> [Direction]: Scan the entries below and count the lines holding the string "quale". Supply only the number.

> [The input]:

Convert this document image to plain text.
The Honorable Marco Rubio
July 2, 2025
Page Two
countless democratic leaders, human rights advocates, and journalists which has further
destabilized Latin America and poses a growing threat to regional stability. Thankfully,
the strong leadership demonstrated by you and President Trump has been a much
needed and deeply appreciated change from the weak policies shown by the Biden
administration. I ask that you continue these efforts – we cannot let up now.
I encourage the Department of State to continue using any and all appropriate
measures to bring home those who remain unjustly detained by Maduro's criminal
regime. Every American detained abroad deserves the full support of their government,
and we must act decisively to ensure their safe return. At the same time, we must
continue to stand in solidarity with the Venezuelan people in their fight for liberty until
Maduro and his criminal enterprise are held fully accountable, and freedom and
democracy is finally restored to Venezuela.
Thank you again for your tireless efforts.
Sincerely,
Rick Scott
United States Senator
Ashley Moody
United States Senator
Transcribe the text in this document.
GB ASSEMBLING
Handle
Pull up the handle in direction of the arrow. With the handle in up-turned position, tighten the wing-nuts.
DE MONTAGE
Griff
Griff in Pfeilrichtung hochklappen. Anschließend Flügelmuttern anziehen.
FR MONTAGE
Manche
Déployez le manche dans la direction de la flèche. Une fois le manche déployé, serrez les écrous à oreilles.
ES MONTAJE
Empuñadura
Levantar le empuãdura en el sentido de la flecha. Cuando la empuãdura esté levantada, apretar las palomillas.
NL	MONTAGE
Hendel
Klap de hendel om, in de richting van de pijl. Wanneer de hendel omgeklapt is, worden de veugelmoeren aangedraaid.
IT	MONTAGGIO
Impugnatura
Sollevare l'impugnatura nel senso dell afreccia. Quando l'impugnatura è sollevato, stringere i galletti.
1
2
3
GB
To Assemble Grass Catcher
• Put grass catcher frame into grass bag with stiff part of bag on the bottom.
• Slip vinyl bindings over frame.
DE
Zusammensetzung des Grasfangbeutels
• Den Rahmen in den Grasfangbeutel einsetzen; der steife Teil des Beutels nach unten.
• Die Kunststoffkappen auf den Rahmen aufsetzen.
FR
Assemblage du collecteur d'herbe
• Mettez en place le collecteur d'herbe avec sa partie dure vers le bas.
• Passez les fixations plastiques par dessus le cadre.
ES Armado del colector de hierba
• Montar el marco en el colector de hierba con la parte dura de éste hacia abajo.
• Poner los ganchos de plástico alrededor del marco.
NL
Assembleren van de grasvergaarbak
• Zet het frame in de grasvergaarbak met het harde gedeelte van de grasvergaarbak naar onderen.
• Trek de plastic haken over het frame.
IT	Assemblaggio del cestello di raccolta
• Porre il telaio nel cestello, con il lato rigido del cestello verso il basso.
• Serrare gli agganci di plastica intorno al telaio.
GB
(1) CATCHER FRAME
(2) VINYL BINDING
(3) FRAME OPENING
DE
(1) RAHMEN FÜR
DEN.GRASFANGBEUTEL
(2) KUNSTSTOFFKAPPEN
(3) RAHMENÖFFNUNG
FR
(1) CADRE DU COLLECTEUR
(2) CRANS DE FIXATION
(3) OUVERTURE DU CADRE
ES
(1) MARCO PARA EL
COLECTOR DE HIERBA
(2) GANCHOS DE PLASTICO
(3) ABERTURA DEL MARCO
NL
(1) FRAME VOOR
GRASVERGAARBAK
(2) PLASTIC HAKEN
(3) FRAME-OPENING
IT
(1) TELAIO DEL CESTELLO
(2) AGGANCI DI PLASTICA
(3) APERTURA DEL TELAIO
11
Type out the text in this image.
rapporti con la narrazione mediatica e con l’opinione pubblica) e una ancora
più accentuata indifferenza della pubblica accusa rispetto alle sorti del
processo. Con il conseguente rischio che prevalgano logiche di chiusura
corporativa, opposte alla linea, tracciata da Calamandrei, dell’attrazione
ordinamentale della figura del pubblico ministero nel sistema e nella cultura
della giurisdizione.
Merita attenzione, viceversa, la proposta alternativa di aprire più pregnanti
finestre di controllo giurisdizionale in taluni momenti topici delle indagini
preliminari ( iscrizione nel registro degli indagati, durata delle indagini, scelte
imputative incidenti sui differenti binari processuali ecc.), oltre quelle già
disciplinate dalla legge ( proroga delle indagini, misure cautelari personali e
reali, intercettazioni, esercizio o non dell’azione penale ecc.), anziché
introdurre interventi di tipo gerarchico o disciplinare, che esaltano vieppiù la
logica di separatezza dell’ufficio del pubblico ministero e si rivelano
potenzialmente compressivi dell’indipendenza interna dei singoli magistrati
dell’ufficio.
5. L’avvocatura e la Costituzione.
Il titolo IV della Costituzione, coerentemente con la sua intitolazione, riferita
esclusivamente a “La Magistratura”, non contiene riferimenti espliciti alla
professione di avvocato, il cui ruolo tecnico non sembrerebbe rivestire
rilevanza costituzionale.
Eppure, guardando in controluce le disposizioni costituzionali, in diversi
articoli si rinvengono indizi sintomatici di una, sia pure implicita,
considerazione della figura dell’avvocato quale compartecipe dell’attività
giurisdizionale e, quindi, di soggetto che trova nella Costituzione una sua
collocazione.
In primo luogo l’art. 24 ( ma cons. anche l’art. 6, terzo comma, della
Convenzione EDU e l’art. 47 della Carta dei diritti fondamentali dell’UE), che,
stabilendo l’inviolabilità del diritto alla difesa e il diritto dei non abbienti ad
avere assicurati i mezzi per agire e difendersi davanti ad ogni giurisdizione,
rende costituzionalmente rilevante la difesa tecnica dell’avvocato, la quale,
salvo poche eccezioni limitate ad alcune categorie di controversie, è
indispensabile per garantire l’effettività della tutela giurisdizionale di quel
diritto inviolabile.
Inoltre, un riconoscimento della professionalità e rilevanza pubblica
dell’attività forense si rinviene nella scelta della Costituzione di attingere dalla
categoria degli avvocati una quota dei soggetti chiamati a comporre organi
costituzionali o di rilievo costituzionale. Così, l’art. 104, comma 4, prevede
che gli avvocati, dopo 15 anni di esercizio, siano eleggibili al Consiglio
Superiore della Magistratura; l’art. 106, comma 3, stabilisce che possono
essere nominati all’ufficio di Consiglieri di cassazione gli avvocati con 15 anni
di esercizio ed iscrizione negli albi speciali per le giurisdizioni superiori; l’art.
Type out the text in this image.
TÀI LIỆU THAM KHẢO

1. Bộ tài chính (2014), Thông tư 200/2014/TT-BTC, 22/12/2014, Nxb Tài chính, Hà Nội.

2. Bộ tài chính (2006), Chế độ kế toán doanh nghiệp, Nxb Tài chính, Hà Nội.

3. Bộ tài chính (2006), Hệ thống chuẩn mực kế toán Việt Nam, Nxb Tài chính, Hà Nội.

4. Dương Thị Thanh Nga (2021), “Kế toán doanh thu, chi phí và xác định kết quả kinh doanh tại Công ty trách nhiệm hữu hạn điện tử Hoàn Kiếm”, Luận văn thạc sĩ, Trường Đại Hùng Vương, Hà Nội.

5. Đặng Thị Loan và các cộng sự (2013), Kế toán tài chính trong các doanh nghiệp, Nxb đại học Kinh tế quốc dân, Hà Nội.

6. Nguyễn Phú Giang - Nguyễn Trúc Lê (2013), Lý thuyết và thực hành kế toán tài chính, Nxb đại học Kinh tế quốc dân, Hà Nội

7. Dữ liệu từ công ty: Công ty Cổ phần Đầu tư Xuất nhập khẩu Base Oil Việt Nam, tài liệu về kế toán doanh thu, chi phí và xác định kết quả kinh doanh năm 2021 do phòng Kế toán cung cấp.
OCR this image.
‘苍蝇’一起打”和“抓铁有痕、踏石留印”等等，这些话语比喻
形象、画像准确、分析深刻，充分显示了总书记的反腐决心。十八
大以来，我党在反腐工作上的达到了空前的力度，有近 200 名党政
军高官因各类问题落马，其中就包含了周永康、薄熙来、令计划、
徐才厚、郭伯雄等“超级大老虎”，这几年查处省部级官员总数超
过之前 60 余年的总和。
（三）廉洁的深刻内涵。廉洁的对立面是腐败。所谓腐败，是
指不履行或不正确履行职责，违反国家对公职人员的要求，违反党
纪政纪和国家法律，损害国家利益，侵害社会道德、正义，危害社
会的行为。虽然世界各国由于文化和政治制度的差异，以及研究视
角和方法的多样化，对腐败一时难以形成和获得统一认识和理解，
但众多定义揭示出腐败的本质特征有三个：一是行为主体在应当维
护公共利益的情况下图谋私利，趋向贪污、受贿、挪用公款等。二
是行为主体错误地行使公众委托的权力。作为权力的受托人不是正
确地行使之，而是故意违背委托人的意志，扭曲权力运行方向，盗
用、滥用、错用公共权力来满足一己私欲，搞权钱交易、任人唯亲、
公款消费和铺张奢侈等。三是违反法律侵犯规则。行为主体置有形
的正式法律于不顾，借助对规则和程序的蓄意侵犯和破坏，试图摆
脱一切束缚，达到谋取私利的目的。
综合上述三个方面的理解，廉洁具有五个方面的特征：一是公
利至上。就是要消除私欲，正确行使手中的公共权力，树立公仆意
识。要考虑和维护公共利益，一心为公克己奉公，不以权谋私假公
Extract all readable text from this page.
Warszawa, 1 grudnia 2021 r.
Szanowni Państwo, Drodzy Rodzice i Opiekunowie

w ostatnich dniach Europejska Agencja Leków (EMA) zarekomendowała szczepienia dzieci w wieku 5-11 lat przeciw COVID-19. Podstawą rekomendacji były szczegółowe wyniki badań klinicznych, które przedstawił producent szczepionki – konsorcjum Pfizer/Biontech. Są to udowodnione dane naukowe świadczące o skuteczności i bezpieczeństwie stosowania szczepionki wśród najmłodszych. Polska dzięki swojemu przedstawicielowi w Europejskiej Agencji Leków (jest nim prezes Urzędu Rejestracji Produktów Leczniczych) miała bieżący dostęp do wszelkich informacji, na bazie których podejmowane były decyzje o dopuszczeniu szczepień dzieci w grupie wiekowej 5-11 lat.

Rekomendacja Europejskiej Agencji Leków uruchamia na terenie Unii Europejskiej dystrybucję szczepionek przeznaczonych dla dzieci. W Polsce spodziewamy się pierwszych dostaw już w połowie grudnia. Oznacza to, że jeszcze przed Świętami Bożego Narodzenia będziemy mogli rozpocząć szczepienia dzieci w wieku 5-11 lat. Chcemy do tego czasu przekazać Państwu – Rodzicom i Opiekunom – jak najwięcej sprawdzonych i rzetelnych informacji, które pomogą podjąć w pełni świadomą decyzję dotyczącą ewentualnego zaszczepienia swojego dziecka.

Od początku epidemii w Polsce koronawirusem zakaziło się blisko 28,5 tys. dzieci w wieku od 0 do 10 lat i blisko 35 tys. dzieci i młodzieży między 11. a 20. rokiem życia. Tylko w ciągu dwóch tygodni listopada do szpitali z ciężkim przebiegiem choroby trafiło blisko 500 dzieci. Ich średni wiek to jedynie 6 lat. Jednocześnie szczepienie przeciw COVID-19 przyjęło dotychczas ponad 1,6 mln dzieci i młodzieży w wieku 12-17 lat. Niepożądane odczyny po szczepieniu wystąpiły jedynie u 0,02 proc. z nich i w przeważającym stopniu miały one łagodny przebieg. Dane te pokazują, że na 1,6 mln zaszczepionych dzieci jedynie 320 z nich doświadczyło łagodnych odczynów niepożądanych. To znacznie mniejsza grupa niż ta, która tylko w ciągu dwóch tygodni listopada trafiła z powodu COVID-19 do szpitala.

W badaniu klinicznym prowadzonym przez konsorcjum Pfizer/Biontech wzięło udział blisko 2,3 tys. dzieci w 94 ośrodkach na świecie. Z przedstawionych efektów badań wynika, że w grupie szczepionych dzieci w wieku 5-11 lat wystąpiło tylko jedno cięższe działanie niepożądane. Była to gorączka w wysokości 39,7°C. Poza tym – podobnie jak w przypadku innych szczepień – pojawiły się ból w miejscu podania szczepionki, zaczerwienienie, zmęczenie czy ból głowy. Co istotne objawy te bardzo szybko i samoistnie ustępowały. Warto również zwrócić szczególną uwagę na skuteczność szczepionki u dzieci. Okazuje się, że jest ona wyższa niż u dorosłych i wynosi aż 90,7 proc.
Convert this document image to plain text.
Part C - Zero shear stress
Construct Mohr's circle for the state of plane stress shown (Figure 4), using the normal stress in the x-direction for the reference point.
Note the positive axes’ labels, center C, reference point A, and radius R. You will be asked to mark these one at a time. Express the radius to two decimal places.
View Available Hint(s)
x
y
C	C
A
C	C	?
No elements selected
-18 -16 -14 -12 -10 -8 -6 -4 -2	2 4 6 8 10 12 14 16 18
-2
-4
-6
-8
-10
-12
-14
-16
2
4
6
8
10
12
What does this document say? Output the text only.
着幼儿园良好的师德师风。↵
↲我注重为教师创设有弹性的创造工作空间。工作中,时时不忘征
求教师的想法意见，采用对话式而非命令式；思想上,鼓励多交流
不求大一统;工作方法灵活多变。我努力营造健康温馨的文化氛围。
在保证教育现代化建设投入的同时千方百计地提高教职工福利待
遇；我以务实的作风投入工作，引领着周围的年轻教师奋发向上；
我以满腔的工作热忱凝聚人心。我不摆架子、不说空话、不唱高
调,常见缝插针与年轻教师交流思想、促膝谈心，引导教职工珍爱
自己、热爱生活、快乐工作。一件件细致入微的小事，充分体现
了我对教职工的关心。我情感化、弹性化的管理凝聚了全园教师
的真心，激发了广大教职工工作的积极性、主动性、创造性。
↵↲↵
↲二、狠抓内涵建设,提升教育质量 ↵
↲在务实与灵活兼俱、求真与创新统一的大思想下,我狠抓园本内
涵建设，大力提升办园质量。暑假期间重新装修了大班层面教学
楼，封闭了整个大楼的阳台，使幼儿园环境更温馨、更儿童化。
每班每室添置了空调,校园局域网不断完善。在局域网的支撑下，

> [The answer]: 2